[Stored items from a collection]

-- Begin --

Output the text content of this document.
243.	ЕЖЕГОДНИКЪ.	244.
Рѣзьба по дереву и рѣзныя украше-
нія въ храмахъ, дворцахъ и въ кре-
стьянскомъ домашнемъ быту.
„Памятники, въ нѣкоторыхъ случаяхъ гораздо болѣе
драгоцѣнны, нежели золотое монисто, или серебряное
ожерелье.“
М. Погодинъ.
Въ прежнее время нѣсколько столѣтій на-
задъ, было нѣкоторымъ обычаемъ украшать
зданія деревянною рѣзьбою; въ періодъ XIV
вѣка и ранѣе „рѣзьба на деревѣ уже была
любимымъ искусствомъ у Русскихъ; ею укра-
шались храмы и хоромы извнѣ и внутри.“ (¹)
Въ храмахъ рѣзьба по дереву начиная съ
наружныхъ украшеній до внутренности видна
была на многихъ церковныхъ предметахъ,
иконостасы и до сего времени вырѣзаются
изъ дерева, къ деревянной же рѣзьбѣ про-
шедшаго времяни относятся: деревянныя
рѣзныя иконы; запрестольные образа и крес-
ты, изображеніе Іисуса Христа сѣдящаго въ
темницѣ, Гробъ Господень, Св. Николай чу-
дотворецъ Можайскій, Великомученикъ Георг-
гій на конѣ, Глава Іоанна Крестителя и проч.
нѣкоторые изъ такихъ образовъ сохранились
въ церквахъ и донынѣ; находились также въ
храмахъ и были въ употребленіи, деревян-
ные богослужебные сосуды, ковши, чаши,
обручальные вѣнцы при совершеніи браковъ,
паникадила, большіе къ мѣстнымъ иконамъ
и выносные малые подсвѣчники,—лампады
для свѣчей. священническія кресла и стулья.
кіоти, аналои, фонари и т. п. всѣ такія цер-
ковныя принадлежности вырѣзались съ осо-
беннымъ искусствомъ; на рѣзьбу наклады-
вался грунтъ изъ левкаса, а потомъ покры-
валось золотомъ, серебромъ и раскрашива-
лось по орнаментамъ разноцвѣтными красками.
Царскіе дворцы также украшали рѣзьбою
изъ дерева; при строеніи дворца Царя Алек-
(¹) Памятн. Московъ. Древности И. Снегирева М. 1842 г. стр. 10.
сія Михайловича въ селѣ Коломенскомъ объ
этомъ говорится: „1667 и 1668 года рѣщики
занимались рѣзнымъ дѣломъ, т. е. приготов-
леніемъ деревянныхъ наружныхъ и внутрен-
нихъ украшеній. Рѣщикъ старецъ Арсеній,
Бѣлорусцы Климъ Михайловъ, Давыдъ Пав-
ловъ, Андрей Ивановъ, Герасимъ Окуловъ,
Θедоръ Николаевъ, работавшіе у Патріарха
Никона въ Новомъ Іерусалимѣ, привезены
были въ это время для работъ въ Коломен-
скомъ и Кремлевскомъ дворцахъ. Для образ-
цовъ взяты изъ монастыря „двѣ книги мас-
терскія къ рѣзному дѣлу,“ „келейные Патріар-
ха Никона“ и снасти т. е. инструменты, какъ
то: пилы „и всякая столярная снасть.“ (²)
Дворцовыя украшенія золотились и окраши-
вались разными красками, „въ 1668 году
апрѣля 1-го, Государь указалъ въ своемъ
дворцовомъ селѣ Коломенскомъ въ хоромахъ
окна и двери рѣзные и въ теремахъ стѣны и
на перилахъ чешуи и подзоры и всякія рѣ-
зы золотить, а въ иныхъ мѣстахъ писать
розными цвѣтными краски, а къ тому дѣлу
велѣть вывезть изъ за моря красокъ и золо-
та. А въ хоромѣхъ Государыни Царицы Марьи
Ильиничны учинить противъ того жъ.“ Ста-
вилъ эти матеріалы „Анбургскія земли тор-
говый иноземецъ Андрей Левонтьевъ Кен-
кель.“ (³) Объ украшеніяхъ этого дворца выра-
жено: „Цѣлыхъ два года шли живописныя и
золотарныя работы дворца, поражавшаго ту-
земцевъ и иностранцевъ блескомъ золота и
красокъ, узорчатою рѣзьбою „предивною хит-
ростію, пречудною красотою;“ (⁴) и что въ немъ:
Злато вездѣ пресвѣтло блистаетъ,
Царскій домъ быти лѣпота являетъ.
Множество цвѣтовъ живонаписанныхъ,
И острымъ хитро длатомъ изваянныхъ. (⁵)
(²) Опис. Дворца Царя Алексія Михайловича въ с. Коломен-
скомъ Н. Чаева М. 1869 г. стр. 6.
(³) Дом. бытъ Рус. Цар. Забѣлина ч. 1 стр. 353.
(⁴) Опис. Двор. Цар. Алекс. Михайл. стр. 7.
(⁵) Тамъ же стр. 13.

-- End --

= Given task =
Select every line of the material above holding the word "Никона" and copy it.

= Finished task =
Никона въ Новомъ Іерусалимѣ, привезены
ха Никона“ и снасти т. е. инструменты, какъ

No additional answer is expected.